▸ TASK DIRECTIONS:
Set down the full listing exactly, character for character.

▸ MATERIAL FOR THIS TASK:
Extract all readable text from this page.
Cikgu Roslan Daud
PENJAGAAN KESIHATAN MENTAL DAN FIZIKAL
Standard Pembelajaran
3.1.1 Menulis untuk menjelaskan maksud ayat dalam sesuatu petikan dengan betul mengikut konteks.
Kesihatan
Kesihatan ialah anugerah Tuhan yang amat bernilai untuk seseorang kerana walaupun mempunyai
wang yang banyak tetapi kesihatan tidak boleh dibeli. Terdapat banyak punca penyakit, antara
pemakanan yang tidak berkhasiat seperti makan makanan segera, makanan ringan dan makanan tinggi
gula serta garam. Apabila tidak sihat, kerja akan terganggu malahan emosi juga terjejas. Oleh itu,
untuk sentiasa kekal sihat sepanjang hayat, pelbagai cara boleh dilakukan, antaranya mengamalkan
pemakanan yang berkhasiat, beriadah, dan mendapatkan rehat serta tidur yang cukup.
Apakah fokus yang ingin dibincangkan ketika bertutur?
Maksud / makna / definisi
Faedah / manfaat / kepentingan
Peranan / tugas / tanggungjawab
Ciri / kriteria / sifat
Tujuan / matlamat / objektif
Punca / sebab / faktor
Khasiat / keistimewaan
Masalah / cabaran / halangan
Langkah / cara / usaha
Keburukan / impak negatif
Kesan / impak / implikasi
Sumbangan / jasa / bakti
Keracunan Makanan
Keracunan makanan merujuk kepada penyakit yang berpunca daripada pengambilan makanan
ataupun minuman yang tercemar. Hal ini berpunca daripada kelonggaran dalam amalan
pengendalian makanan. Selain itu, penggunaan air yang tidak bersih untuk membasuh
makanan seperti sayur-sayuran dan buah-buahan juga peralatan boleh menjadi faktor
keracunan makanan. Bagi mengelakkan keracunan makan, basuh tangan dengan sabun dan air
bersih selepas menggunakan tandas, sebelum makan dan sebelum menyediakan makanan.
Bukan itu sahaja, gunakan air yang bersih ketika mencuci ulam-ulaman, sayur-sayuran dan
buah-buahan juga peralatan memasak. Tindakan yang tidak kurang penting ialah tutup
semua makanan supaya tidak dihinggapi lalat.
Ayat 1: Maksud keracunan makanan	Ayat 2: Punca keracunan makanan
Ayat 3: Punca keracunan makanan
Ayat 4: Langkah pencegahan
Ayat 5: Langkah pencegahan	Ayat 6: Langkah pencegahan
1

▸ RESULT BELOW:
Extract all readable text from this page.
Cikgu Roslan Daud
PENJAGAAN KESIHATAN MENTAL DAN FIZIKAL
Standard Pembelajaran
3.1.1 Menulis untuk menjelaskan maksud ayat dalam sesuatu petikan dengan betul mengikut konteks.
Kesihatan
Kesihatan ialah anugerah Tuhan yang amat bernilai untuk seseorang kerana walaupun mempunyai
wang yang banyak tetapi kesihatan tidak boleh dibeli. Terdapat banyak punca penyakit, antara
pemakanan yang tidak berkhasiat seperti makan makanan segera, makanan ringan dan makanan tinggi
gula serta garam. Apabila tidak sihat, kerja akan terganggu malahan emosi juga terjejas. Oleh itu,
untuk sentiasa kekal sihat sepanjang hayat, pelbagai cara boleh dilakukan, antaranya mengamalkan
pemakanan yang berkhasiat, beriadah, dan mendapatkan rehat serta tidur yang cukup.
Apakah fokus yang ingin dibincangkan ketika bertutur?
Maksud / makna / definisi
Faedah / manfaat / kepentingan
Peranan / tugas / tanggungjawab
Ciri / kriteria / sifat
Tujuan / matlamat / objektif
Punca / sebab / faktor
Khasiat / keistimewaan
Masalah / cabaran / halangan
Langkah / cara / usaha
Keburukan / impak negatif
Kesan / impak / implikasi
Sumbangan / jasa / bakti
Keracunan Makanan
Keracunan makanan merujuk kepada penyakit yang berpunca daripada pengambilan makanan
ataupun minuman yang tercemar. Hal ini berpunca daripada kelonggaran dalam amalan
pengendalian makanan. Selain itu, penggunaan air yang tidak bersih untuk membasuh
makanan seperti sayur-sayuran dan buah-buahan juga peralatan boleh menjadi faktor
keracunan makanan. Bagi mengelakkan keracunan makan, basuh tangan dengan sabun dan air
bersih selepas menggunakan tandas, sebelum makan dan sebelum menyediakan makanan.
Bukan itu sahaja, gunakan air yang bersih ketika mencuci ulam-ulaman, sayur-sayuran dan
buah-buahan juga peralatan memasak. Tindakan yang tidak kurang penting ialah tutup
semua makanan supaya tidak dihinggapi lalat.
Ayat 1: Maksud keracunan makanan	Ayat 2: Punca keracunan makanan
Ayat 3: Punca keracunan makanan
Ayat 4: Langkah pencegahan
Ayat 5: Langkah pencegahan	Ayat 6: Langkah pencegahan
1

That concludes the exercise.